## [Information supplied]
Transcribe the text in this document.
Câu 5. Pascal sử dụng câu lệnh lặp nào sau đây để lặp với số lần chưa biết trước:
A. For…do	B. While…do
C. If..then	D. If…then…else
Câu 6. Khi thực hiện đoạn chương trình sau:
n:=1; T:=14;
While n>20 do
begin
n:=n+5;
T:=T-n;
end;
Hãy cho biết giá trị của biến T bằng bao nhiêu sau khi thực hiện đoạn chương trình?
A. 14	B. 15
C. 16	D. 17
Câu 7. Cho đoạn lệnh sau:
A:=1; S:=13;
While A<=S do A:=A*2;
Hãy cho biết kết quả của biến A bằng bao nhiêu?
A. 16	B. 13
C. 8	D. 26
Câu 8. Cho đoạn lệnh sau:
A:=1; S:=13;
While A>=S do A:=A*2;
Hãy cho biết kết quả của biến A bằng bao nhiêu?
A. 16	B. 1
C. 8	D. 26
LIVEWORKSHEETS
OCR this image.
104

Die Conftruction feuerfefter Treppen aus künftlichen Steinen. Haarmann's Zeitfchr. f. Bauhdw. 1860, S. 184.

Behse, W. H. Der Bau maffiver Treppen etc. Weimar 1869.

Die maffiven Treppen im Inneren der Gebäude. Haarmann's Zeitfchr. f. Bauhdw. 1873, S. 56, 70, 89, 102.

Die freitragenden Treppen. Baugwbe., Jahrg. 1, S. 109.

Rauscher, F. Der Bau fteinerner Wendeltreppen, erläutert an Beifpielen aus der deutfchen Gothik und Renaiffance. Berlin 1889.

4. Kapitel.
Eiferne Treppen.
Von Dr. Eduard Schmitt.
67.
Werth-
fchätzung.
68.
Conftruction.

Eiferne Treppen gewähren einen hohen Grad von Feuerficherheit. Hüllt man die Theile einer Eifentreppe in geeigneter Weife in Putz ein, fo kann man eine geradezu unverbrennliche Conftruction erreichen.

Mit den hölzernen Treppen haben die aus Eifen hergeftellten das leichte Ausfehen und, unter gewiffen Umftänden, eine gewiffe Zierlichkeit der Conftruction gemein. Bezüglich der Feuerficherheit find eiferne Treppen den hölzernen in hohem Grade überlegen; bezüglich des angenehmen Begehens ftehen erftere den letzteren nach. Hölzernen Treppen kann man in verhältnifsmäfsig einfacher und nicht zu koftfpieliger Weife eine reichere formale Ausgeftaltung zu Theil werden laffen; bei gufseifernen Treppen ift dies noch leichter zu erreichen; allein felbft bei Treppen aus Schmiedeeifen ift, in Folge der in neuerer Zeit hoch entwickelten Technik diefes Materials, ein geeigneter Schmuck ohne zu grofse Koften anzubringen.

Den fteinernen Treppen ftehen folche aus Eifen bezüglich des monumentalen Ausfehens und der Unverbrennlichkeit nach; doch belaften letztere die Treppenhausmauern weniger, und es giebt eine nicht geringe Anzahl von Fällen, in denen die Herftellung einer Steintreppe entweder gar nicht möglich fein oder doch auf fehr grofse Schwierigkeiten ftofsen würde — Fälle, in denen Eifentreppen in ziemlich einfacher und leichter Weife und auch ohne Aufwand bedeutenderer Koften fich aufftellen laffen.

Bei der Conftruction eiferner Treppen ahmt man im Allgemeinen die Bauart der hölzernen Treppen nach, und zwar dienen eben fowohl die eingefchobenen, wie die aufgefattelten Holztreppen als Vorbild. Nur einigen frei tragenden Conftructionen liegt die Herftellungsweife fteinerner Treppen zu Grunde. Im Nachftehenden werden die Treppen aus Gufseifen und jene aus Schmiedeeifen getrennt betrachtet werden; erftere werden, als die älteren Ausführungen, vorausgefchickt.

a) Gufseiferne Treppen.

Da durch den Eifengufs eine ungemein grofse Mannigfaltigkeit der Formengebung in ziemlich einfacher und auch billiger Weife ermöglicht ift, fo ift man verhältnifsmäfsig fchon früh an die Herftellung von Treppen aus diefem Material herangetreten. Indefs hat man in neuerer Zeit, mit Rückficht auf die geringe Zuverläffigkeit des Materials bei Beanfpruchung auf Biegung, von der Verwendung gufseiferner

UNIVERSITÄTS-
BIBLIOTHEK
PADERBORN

## [Exercise description]
Note how many lines in the listing above hold the string "chương", then give only that figure.

## [Expected answer]
2